Task statement:
Find every line of the listing below where "application" appears, and copy it.

────────────────────

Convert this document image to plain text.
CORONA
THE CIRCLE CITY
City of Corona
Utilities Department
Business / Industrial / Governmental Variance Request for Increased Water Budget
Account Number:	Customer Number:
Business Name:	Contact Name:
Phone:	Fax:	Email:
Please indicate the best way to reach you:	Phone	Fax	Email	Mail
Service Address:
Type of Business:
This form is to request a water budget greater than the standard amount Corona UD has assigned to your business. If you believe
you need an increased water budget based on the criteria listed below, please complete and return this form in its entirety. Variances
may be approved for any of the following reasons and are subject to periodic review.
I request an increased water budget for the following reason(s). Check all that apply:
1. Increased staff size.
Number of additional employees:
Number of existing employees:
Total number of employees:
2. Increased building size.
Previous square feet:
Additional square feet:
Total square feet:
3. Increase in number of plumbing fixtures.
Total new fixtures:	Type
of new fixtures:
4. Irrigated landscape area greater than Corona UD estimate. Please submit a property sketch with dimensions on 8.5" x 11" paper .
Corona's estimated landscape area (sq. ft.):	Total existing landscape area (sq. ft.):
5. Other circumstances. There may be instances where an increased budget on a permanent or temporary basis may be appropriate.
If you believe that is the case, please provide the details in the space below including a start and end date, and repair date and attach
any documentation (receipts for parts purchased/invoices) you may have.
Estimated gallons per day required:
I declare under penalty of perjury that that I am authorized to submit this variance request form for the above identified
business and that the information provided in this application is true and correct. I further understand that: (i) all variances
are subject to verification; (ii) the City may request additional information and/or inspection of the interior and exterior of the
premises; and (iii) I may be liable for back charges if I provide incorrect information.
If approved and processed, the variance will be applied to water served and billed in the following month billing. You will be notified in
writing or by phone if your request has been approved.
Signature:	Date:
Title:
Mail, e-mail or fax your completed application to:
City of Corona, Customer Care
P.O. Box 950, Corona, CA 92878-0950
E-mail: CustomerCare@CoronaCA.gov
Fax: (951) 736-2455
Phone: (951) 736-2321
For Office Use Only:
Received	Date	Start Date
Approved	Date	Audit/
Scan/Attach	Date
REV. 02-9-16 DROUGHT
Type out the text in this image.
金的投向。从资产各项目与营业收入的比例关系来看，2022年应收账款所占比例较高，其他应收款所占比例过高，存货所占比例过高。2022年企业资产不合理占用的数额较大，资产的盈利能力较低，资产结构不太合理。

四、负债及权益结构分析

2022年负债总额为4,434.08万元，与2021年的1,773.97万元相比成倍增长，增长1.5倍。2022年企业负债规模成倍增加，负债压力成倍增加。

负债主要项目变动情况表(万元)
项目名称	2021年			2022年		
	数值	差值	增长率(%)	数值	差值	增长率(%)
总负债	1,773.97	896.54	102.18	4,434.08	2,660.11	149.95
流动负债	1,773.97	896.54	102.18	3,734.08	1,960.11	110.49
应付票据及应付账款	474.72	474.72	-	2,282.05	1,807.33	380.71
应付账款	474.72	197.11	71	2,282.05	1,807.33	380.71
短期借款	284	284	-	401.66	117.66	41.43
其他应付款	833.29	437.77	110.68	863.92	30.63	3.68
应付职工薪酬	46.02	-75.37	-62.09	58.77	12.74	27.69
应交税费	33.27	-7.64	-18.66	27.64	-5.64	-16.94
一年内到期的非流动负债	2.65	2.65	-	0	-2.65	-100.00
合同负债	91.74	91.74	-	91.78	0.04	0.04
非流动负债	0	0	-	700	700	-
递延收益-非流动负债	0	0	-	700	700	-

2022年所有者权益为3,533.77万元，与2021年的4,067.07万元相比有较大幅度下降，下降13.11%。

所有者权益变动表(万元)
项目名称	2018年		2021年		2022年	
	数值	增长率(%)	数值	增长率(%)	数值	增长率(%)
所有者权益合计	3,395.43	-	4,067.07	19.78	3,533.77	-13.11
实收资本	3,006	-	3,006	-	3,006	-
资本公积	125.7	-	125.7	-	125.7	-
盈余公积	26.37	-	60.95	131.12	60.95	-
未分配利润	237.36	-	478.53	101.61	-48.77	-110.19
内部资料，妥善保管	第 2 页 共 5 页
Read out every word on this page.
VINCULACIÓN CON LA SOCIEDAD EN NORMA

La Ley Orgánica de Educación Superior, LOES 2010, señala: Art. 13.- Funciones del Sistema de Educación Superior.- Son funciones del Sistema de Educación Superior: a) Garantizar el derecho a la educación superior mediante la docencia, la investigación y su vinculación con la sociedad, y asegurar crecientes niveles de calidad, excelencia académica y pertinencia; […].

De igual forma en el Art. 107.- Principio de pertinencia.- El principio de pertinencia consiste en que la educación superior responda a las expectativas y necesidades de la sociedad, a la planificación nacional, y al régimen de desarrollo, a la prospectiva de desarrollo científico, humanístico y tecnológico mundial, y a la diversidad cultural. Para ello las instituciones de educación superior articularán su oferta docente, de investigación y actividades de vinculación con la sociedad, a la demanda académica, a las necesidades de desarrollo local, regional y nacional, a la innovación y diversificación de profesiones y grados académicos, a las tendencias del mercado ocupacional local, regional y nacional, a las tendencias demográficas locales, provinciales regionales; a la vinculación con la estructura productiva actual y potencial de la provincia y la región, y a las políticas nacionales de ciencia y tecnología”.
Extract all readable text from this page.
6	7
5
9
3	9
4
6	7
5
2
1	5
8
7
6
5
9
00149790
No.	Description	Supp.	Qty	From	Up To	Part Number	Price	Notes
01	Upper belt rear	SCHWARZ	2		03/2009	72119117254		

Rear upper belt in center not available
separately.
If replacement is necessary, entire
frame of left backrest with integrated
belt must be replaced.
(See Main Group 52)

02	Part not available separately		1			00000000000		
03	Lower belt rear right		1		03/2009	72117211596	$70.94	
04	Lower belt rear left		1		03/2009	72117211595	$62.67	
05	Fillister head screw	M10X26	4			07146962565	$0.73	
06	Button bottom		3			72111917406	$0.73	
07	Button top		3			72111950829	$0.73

────────────────────

Answer to this problem:
business and that the information provided in this application is true and correct. I further understand that: (i) all variances
Mail, e-mail or fax your completed application to:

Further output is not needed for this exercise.